_Exercise directions:_ Search the records for the word "icon" and pick out every line that has it.

------------------------------

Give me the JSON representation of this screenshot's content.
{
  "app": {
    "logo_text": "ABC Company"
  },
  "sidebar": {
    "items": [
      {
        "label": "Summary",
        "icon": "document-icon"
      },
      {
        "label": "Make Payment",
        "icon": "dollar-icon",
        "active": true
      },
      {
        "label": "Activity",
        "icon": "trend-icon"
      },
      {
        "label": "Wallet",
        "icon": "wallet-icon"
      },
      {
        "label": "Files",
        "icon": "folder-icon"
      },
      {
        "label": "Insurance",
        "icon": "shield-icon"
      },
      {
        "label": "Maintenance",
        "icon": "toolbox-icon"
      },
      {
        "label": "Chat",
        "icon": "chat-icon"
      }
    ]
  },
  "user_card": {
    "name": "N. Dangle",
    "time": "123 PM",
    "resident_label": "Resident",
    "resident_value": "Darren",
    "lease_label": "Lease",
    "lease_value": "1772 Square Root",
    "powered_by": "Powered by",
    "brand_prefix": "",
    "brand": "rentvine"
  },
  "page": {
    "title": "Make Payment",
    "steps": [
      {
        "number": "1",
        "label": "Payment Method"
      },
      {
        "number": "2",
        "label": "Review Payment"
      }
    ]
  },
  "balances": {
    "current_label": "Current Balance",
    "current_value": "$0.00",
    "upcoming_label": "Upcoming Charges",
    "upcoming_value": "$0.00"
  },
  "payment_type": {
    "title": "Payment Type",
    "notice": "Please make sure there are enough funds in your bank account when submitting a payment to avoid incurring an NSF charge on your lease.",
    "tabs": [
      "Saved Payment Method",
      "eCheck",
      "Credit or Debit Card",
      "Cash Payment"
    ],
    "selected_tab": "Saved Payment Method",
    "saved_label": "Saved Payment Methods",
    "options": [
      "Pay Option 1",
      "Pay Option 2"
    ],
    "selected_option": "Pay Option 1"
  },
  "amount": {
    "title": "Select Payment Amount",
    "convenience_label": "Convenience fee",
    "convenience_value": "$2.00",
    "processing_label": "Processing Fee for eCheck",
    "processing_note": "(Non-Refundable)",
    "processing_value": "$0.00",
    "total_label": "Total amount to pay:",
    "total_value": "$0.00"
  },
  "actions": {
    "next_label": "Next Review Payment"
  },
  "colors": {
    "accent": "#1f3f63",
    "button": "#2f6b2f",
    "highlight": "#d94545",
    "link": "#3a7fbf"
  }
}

------------------------------

_Complete answer:_
        "icon": "document-icon"
        "icon": "dollar-icon",
        "icon": "trend-icon"
        "icon": "wallet-icon"
        "icon": "folder-icon"
        "icon": "shield-icon"
        "icon": "toolbox-icon"
        "icon": "chat-icon"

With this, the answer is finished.